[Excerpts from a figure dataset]
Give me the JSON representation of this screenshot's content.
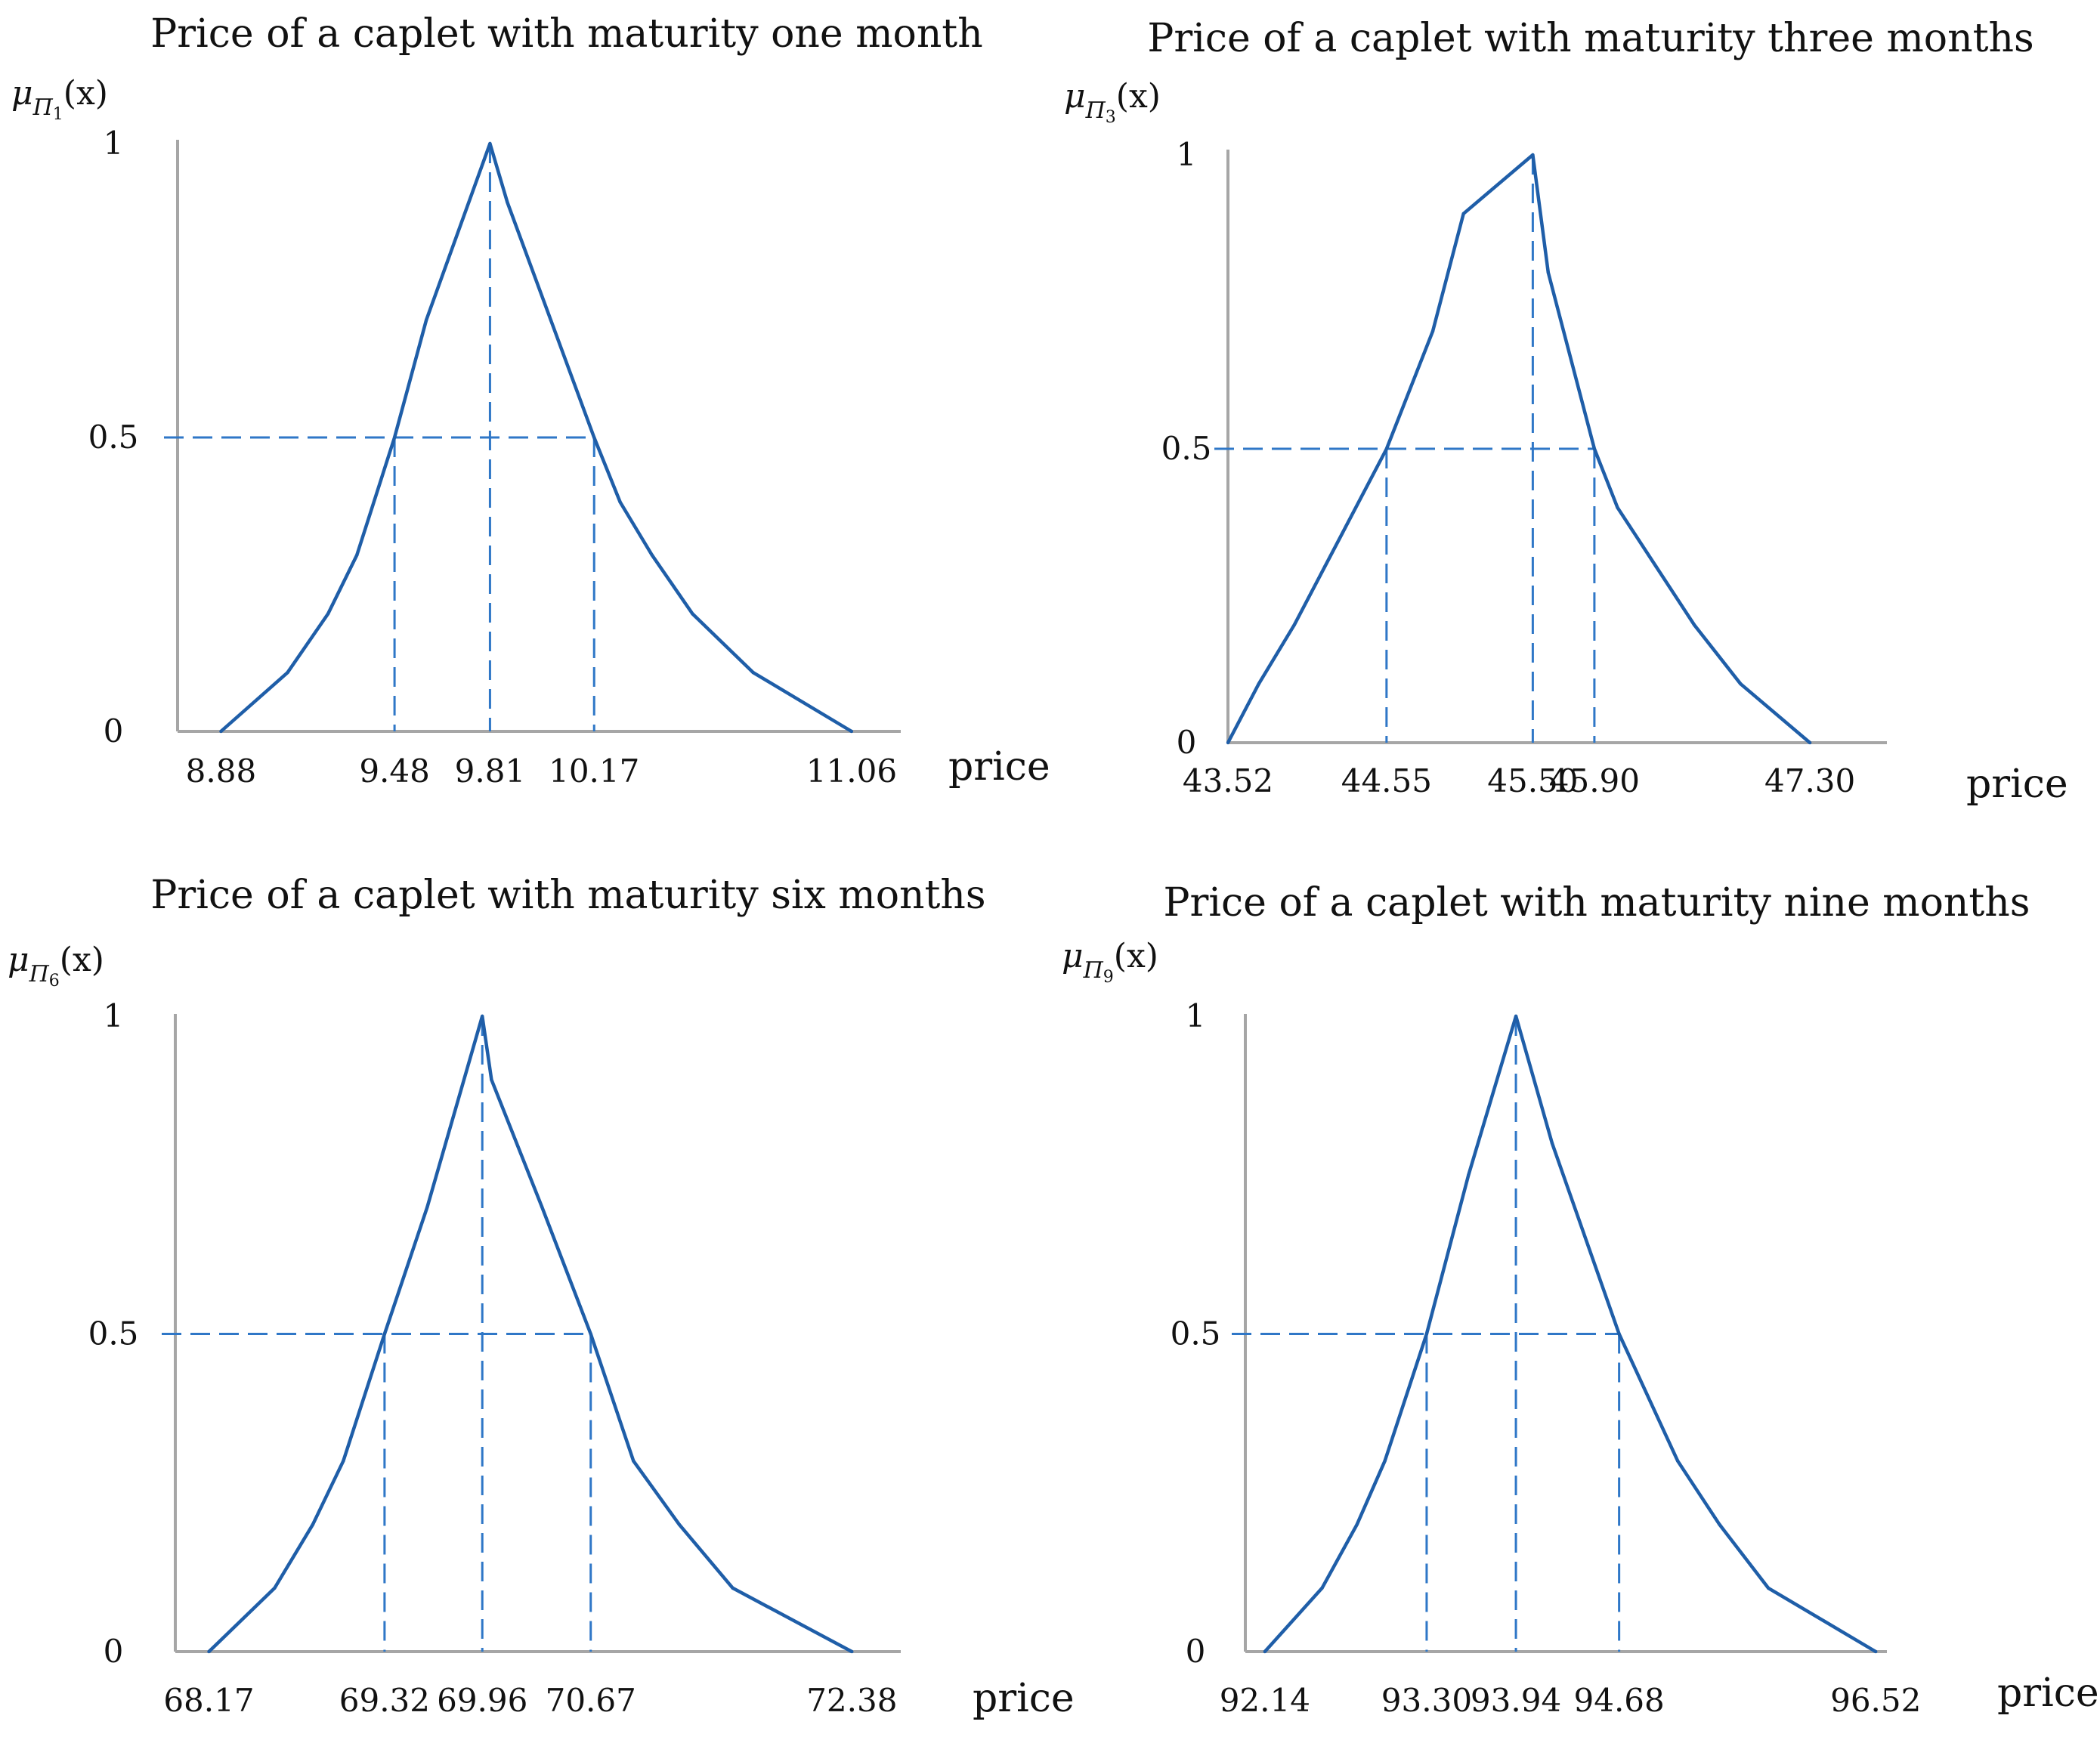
{
  "figure": {
    "curve_color": "#1f5ea8",
    "guide_color": "#2f77c7"
  },
  "chart_data": [
    {
      "type": "line",
      "title": "Price of a caplet with maturity one month",
      "ylabel": {
        "base": "μ",
        "sub_letter": "Π",
        "sub_index": "1",
        "arg": "(x)"
      },
      "xlabel": "price",
      "yticks": [
        {
          "value": 0,
          "label": "0"
        },
        {
          "value": 0.5,
          "label": "0.5"
        },
        {
          "value": 1,
          "label": "1"
        }
      ],
      "xticks": [
        {
          "value": 8.88,
          "label": "8.88"
        },
        {
          "value": 9.48,
          "label": "9.48"
        },
        {
          "value": 9.81,
          "label": "9.81"
        },
        {
          "value": 10.17,
          "label": "10.17"
        },
        {
          "value": 11.06,
          "label": "11.06"
        }
      ],
      "xlim": [
        8.73,
        11.23
      ],
      "ylim": [
        0,
        1
      ],
      "points": [
        [
          8.88,
          0
        ],
        [
          9.11,
          0.1
        ],
        [
          9.25,
          0.2
        ],
        [
          9.35,
          0.3
        ],
        [
          9.48,
          0.5
        ],
        [
          9.59,
          0.7
        ],
        [
          9.81,
          1.0
        ],
        [
          9.87,
          0.9
        ],
        [
          10.02,
          0.7
        ],
        [
          10.17,
          0.5
        ],
        [
          10.26,
          0.39
        ],
        [
          10.37,
          0.3
        ],
        [
          10.51,
          0.2
        ],
        [
          10.72,
          0.1
        ],
        [
          11.06,
          0
        ]
      ],
      "alpha_cut": {
        "level": 0.5,
        "left": 9.48,
        "peak": 9.81,
        "right": 10.17
      }
    },
    {
      "type": "line",
      "title": "Price of a caplet with maturity three months",
      "ylabel": {
        "base": "μ",
        "sub_letter": "Π",
        "sub_index": "3",
        "arg": "(x)"
      },
      "xlabel": "price",
      "yticks": [
        {
          "value": 0,
          "label": "0"
        },
        {
          "value": 0.5,
          "label": "0.5"
        },
        {
          "value": 1,
          "label": "1"
        }
      ],
      "xticks": [
        {
          "value": 43.52,
          "label": "43.52"
        },
        {
          "value": 44.55,
          "label": "44.55"
        },
        {
          "value": 45.5,
          "label": "45.50"
        },
        {
          "value": 45.9,
          "label": "45.90"
        },
        {
          "value": 47.3,
          "label": "47.30"
        }
      ],
      "xlim": [
        43.52,
        47.8
      ],
      "ylim": [
        0,
        1
      ],
      "points": [
        [
          43.52,
          0
        ],
        [
          43.72,
          0.1
        ],
        [
          43.95,
          0.2
        ],
        [
          44.15,
          0.3
        ],
        [
          44.55,
          0.5
        ],
        [
          44.85,
          0.7
        ],
        [
          45.05,
          0.9
        ],
        [
          45.5,
          1.0
        ],
        [
          45.6,
          0.8
        ],
        [
          45.9,
          0.5
        ],
        [
          46.05,
          0.4
        ],
        [
          46.3,
          0.3
        ],
        [
          46.55,
          0.2
        ],
        [
          46.85,
          0.1
        ],
        [
          47.3,
          0
        ]
      ],
      "alpha_cut": {
        "level": 0.5,
        "left": 44.55,
        "peak": 45.5,
        "right": 45.9
      }
    },
    {
      "type": "line",
      "title": "Price of a caplet with maturity six months",
      "ylabel": {
        "base": "μ",
        "sub_letter": "Π",
        "sub_index": "6",
        "arg": "(x)"
      },
      "xlabel": "price",
      "yticks": [
        {
          "value": 0,
          "label": "0"
        },
        {
          "value": 0.5,
          "label": "0.5"
        },
        {
          "value": 1,
          "label": "1"
        }
      ],
      "xticks": [
        {
          "value": 68.17,
          "label": "68.17"
        },
        {
          "value": 69.32,
          "label": "69.32"
        },
        {
          "value": 69.96,
          "label": "69.96"
        },
        {
          "value": 70.67,
          "label": "70.67"
        },
        {
          "value": 72.38,
          "label": "72.38"
        }
      ],
      "xlim": [
        67.95,
        72.7
      ],
      "ylim": [
        0,
        1
      ],
      "points": [
        [
          68.17,
          0
        ],
        [
          68.6,
          0.1
        ],
        [
          68.85,
          0.2
        ],
        [
          69.05,
          0.3
        ],
        [
          69.32,
          0.5
        ],
        [
          69.6,
          0.7
        ],
        [
          69.96,
          1.0
        ],
        [
          70.02,
          0.9
        ],
        [
          70.35,
          0.7
        ],
        [
          70.67,
          0.5
        ],
        [
          70.95,
          0.3
        ],
        [
          71.25,
          0.2
        ],
        [
          71.6,
          0.1
        ],
        [
          72.38,
          0
        ]
      ],
      "alpha_cut": {
        "level": 0.5,
        "left": 69.32,
        "peak": 69.96,
        "right": 70.67
      }
    },
    {
      "type": "line",
      "title": "Price of a caplet with maturity nine months",
      "ylabel": {
        "base": "μ",
        "sub_letter": "Π",
        "sub_index": "9",
        "arg": "(x)"
      },
      "xlabel": "price",
      "yticks": [
        {
          "value": 0,
          "label": "0"
        },
        {
          "value": 0.5,
          "label": "0.5"
        },
        {
          "value": 1,
          "label": "1"
        }
      ],
      "xticks": [
        {
          "value": 92.14,
          "label": "92.14"
        },
        {
          "value": 93.3,
          "label": "93.30"
        },
        {
          "value": 93.94,
          "label": "93.94"
        },
        {
          "value": 94.68,
          "label": "94.68"
        },
        {
          "value": 96.52,
          "label": "96.52"
        }
      ],
      "xlim": [
        92.0,
        96.6
      ],
      "ylim": [
        0,
        1
      ],
      "points": [
        [
          92.14,
          0
        ],
        [
          92.55,
          0.1
        ],
        [
          92.8,
          0.2
        ],
        [
          93.0,
          0.3
        ],
        [
          93.3,
          0.5
        ],
        [
          93.6,
          0.75
        ],
        [
          93.94,
          1.0
        ],
        [
          94.2,
          0.8
        ],
        [
          94.68,
          0.5
        ],
        [
          95.1,
          0.3
        ],
        [
          95.4,
          0.2
        ],
        [
          95.75,
          0.1
        ],
        [
          96.52,
          0
        ]
      ],
      "alpha_cut": {
        "level": 0.5,
        "left": 93.3,
        "peak": 93.94,
        "right": 94.68
      }
    }
  ]
}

TO DO -> Write out the entries above word for word. Do not include the pictures.

TASK RESPONSE ->
Give me the JSON representation of this screenshot's content.
{
  "figure": {
    "curve_color": "#1f5ea8",
    "guide_color": "#2f77c7"
  },
  "chart_data": [
    {
      "type": "line",
      "title": "Price of a caplet with maturity one month",
      "ylabel": {
        "base": "μ",
        "sub_letter": "Π",
        "sub_index": "1",
        "arg": "(x)"
      },
      "xlabel": "price",
      "yticks": [
        {
          "value": 0,
          "label": "0"
        },
        {
          "value": 0.5,
          "label": "0.5"
        },
        {
          "value": 1,
          "label": "1"
        }
      ],
      "xticks": [
        {
          "value": 8.88,
          "label": "8.88"
        },
        {
          "value": 9.48,
          "label": "9.48"
        },
        {
          "value": 9.81,
          "label": "9.81"
        },
        {
          "value": 10.17,
          "label": "10.17"
        },
        {
          "value": 11.06,
          "label": "11.06"
        }
      ],
      "xlim": [
        8.73,
        11.23
      ],
      "ylim": [
        0,
        1
      ],
      "points": [
        [
          8.88,
          0
        ],
        [
          9.11,
          0.1
        ],
        [
          9.25,
          0.2
        ],
        [
          9.35,
          0.3
        ],
        [
          9.48,
          0.5
        ],
        [
          9.59,
          0.7
        ],
        [
          9.81,
          1.0
        ],
        [
          9.87,
          0.9
        ],
        [
          10.02,
          0.7
        ],
        [
          10.17,
          0.5
        ],
        [
          10.26,
          0.39
        ],
        [
          10.37,
          0.3
        ],
        [
          10.51,
          0.2
        ],
        [
          10.72,
          0.1
        ],
        [
          11.06,
          0
        ]
      ],
      "alpha_cut": {
        "level": 0.5,
        "left": 9.48,
        "peak": 9.81,
        "right": 10.17
      }
    },
    {
      "type": "line",
      "title": "Price of a caplet with maturity three months",
      "ylabel": {
        "base": "μ",
        "sub_letter": "Π",
        "sub_index": "3",
        "arg": "(x)"
      },
      "xlabel": "price",
      "yticks": [
        {
          "value": 0,
          "label": "0"
        },
        {
          "value": 0.5,
          "label": "0.5"
        },
        {
          "value": 1,
          "label": "1"
        }
      ],
      "xticks": [
        {
          "value": 43.52,
          "label": "43.52"
        },
        {
          "value": 44.55,
          "label": "44.55"
        },
        {
          "value": 45.5,
          "label": "45.50"
        },
        {
          "value": 45.9,
          "label": "45.90"
        },
        {
          "value": 47.3,
          "label": "47.30"
        }
      ],
      "xlim": [
        43.52,
        47.8
      ],
      "ylim": [
        0,
        1
      ],
      "points": [
        [
          43.52,
          0
        ],
        [
          43.72,
          0.1
        ],
        [
          43.95,
          0.2
        ],
        [
          44.15,
          0.3
        ],
        [
          44.55,
          0.5
        ],
        [
          44.85,
          0.7
        ],
        [
          45.05,
          0.9
        ],
        [
          45.5,
          1.0
        ],
        [
          45.6,
          0.8
        ],
        [
          45.9,
          0.5
        ],
        [
          46.05,
          0.4
        ],
        [
          46.3,
          0.3
        ],
        [
          46.55,
          0.2
        ],
        [
          46.85,
          0.1
        ],
        [
          47.3,
          0
        ]
      ],
      "alpha_cut": {
        "level": 0.5,
        "left": 44.55,
        "peak": 45.5,
        "right": 45.9
      }
    },
    {
      "type": "line",
      "title": "Price of a caplet with maturity six months",
      "ylabel": {
        "base": "μ",
        "sub_letter": "Π",
        "sub_index": "6",
        "arg": "(x)"
      },
      "xlabel": "price",
      "yticks": [
        {
          "value": 0,
          "label": "0"
        },
        {
          "value": 0.5,
          "label": "0.5"
        },
        {
          "value": 1,
          "label": "1"
        }
      ],
      "xticks": [
        {
          "value": 68.17,
          "label": "68.17"
        },
        {
          "value": 69.32,
          "label": "69.32"
        },
        {
          "value": 69.96,
          "label": "69.96"
        },
        {
          "value": 70.67,
          "label": "70.67"
        },
        {
          "value": 72.38,
          "label": "72.38"
        }
      ],
      "xlim": [
        67.95,
        72.7
      ],
      "ylim": [
        0,
        1
      ],
      "points": [
        [
          68.17,
          0
        ],
        [
          68.6,
          0.1
        ],
        [
          68.85,
          0.2
        ],
        [
          69.05,
          0.3
        ],
        [
          69.32,
          0.5
        ],
        [
          69.6,
          0.7
        ],
        [
          69.96,
          1.0
        ],
        [
          70.02,
          0.9
        ],
        [
          70.35,
          0.7
        ],
        [
          70.67,
          0.5
        ],
        [
          70.95,
          0.3
        ],
        [
          71.25,
          0.2
        ],
        [
          71.6,
          0.1
        ],
        [
          72.38,
          0
        ]
      ],
      "alpha_cut": {
        "level": 0.5,
        "left": 69.32,
        "peak": 69.96,
        "right": 70.67
      }
    },
    {
      "type": "line",
      "title": "Price of a caplet with maturity nine months",
      "ylabel": {
        "base": "μ",
        "sub_letter": "Π",
        "sub_index": "9",
        "arg": "(x)"
      },
      "xlabel": "price",
      "yticks": [
        {
          "value": 0,
          "label": "0"
        },
        {
          "value": 0.5,
          "label": "0.5"
        },
        {
          "value": 1,
          "label": "1"
        }
      ],
      "xticks": [
        {
          "value": 92.14,
          "label": "92.14"
        },
        {
          "value": 93.3,
          "label": "93.30"
        },
        {
          "value": 93.94,
          "label": "93.94"
        },
        {
          "value": 94.68,
          "label": "94.68"
        },
        {
          "value": 96.52,
          "label": "96.52"
        }
      ],
      "xlim": [
        92.0,
        96.6
      ],
      "ylim": [
        0,
        1
      ],
      "points": [
        [
          92.14,
          0
        ],
        [
          92.55,
          0.1
        ],
        [
          92.8,
          0.2
        ],
        [
          93.0,
          0.3
        ],
        [
          93.3,
          0.5
        ],
        [
          93.6,
          0.75
        ],
        [
          93.94,
          1.0
        ],
        [
          94.2,
          0.8
        ],
        [
          94.68,
          0.5
        ],
        [
          95.1,
          0.3
        ],
        [
          95.4,
          0.2
        ],
        [
          95.75,
          0.1
        ],
        [
          96.52,
          0
        ]
      ],
      "alpha_cut": {
        "level": 0.5,
        "left": 93.3,
        "peak": 93.94,
        "right": 94.68
      }
    }
  ]
}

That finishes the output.